> Problem requirements
Spot each line that carries the word "организаций"; copy those lines.

> Recorded information
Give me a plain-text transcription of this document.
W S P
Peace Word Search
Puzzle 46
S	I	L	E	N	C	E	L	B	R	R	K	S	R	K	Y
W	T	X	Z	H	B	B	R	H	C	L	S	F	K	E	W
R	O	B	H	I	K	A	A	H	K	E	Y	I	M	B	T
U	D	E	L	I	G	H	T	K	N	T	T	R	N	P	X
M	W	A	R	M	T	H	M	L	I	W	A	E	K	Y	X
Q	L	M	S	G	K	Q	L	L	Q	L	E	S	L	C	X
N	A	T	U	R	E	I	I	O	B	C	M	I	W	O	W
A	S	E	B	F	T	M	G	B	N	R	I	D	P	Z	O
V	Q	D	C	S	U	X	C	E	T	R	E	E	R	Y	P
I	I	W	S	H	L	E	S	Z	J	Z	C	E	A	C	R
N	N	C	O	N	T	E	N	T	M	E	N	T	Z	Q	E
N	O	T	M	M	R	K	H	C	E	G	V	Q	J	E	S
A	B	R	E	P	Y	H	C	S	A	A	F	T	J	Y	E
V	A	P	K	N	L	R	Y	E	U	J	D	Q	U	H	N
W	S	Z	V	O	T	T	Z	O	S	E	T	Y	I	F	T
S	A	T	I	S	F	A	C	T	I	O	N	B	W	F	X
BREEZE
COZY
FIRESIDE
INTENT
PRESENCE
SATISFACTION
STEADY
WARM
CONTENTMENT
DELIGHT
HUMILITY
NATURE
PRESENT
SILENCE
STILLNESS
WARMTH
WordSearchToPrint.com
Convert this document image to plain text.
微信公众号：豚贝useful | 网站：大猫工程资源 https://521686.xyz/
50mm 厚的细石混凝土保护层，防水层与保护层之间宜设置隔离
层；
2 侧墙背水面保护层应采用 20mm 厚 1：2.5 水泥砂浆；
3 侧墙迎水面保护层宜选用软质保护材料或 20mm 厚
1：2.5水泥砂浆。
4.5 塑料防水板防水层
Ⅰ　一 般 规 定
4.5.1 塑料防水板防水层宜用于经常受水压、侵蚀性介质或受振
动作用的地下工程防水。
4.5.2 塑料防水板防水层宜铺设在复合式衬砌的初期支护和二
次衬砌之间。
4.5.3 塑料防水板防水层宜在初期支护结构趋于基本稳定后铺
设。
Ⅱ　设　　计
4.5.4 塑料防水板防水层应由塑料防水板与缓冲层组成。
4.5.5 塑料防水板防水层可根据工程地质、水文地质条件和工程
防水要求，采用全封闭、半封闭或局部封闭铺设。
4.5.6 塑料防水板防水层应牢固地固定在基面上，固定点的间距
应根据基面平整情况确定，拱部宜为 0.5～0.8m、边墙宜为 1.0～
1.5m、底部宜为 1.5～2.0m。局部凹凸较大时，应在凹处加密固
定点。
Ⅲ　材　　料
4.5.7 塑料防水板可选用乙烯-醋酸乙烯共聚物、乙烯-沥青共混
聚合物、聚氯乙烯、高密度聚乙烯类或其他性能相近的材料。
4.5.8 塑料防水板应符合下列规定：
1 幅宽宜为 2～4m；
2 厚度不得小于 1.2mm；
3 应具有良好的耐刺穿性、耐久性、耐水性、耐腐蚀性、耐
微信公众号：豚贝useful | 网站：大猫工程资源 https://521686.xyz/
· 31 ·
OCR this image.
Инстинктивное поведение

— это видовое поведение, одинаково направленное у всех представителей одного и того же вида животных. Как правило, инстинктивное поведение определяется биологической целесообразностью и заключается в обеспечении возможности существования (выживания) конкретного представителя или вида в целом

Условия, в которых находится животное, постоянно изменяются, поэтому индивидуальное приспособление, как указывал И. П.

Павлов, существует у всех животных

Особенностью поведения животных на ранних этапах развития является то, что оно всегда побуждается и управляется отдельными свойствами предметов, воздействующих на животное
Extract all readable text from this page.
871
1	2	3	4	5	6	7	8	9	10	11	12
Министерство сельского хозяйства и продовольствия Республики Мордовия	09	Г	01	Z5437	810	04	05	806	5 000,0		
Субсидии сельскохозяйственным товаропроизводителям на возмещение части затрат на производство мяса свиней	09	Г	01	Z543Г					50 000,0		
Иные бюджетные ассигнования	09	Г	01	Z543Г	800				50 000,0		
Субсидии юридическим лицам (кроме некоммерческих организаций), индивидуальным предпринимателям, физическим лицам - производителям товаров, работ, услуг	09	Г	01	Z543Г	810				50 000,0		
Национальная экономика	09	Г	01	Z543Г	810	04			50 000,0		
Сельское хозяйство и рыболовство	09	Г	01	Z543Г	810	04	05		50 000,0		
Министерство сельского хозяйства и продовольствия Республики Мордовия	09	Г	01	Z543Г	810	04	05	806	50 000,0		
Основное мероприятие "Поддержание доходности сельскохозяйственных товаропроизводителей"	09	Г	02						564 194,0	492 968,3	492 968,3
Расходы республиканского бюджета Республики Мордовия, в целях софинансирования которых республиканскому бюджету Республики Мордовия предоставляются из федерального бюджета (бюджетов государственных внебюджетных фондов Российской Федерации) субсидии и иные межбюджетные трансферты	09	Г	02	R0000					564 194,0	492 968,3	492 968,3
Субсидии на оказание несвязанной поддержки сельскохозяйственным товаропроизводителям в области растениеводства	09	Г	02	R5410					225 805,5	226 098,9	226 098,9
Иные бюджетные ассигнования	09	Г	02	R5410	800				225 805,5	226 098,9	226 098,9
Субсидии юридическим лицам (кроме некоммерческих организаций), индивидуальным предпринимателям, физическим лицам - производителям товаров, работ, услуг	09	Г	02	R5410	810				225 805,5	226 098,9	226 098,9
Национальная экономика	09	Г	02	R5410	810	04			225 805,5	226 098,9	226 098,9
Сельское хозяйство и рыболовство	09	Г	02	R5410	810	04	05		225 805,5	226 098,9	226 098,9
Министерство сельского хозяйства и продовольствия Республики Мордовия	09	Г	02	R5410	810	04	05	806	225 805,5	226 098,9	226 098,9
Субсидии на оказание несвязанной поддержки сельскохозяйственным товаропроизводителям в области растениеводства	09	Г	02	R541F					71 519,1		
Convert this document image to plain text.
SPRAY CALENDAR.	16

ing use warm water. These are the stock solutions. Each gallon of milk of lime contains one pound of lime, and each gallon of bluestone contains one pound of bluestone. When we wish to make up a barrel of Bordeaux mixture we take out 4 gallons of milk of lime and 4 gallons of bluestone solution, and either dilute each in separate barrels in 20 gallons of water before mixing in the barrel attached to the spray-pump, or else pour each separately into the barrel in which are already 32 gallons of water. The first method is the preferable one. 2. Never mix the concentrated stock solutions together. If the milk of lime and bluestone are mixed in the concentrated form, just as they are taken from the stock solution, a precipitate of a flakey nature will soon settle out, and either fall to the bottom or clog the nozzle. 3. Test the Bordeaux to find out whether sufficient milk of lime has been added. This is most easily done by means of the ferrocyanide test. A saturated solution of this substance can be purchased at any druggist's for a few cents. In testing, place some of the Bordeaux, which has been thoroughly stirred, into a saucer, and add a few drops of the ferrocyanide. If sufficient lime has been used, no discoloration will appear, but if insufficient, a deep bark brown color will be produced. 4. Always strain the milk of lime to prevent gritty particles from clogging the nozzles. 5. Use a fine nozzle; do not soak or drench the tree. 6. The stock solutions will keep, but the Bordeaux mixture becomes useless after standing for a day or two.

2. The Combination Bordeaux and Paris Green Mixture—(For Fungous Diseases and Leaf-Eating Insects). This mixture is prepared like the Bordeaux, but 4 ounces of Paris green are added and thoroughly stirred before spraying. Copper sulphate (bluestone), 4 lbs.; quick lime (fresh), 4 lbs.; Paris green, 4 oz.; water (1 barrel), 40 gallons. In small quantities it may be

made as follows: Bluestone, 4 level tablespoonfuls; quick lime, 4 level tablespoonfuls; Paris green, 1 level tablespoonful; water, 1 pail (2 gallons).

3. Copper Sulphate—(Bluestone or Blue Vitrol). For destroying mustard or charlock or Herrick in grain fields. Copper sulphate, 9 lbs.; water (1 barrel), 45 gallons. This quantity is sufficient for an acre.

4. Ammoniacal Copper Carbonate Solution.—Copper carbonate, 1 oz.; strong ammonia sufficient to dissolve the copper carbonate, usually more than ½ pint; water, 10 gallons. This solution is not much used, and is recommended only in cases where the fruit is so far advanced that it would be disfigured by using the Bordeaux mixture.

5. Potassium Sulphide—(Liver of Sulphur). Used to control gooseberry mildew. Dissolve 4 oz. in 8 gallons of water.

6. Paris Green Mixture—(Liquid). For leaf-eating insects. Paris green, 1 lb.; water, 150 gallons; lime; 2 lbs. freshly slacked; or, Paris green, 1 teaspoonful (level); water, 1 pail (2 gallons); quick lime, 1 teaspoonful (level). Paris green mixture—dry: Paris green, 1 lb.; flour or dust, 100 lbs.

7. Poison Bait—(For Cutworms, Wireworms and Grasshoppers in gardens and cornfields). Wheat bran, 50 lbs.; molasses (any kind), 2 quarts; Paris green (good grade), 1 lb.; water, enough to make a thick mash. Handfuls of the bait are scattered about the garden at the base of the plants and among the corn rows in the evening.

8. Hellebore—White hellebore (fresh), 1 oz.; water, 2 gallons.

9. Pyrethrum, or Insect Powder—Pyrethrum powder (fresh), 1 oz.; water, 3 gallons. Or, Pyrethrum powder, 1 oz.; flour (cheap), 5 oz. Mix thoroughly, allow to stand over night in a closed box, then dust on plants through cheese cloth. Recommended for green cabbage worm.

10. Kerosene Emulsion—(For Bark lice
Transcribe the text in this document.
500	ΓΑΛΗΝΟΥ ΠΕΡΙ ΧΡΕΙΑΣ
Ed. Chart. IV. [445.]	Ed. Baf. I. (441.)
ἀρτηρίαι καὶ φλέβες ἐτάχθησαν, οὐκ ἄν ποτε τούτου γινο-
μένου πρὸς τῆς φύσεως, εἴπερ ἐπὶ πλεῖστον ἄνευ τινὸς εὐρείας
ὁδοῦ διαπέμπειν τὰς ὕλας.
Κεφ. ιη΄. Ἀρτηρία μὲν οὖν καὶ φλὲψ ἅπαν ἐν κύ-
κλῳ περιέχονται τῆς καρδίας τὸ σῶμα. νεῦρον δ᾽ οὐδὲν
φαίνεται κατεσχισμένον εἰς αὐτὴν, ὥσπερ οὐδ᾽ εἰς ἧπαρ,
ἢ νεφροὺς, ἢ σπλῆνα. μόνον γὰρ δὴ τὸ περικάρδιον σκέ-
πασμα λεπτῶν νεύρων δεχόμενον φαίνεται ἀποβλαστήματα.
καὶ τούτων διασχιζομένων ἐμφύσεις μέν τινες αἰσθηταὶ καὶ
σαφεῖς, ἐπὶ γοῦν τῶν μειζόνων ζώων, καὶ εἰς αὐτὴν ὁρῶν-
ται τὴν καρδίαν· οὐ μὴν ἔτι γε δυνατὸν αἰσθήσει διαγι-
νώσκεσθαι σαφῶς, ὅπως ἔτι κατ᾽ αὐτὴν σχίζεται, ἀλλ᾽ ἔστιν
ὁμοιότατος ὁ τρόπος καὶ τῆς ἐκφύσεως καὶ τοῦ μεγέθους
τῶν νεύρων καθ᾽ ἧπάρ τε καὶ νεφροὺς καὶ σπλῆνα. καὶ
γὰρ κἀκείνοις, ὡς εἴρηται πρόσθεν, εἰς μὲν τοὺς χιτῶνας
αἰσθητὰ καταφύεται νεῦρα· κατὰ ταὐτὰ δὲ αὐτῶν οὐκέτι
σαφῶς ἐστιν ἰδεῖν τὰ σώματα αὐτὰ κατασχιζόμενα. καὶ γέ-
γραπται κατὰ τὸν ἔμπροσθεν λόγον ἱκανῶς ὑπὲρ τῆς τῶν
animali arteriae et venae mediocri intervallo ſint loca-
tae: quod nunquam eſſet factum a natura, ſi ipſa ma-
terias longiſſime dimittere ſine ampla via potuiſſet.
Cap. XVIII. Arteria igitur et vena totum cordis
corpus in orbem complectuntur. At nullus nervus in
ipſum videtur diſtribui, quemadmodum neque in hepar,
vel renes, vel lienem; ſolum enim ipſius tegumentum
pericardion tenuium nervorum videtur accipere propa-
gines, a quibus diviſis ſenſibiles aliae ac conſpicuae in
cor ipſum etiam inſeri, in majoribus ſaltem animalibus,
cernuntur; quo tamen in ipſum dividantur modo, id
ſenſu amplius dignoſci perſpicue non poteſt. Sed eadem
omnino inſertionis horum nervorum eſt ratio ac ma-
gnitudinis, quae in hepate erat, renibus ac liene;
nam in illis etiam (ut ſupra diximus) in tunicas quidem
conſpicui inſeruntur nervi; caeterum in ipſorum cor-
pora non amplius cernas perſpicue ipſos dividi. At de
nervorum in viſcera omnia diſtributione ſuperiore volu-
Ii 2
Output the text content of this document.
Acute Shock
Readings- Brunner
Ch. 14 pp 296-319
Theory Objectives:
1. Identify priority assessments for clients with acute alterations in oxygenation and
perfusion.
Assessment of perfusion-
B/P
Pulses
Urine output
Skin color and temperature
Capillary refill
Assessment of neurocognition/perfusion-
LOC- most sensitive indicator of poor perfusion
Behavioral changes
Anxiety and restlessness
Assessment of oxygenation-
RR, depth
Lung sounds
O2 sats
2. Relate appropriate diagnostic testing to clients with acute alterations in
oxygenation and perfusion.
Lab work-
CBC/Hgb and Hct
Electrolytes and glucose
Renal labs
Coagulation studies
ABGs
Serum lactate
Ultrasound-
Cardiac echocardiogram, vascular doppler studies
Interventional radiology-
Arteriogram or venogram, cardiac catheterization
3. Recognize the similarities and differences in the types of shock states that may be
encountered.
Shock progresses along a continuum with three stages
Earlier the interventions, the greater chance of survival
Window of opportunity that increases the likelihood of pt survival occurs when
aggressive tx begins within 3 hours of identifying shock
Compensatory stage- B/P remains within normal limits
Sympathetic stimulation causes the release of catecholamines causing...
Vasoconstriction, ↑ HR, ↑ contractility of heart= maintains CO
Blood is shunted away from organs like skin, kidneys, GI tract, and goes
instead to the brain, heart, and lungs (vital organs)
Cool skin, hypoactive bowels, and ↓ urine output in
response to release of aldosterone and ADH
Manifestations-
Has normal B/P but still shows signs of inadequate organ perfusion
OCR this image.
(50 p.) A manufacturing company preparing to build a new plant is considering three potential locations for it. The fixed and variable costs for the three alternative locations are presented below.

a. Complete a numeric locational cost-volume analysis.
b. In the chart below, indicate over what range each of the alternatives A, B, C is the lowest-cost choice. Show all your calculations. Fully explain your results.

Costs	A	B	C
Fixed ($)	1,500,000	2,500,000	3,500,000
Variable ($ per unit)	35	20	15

> The response
Субсидии юридическим лицам (кроме некоммерческих организаций), индивидуальным предпринимателям, физическим лицам - производителям товаров, работ, услуг	09	Г	01	Z543Г	810				50 000,0		
Субсидии юридическим лицам (кроме некоммерческих организаций), индивидуальным предпринимателям, физическим лицам - производителям товаров, работ, услуг	09	Г	02	R5410	810				225 805,5	226 098,9	226 098,9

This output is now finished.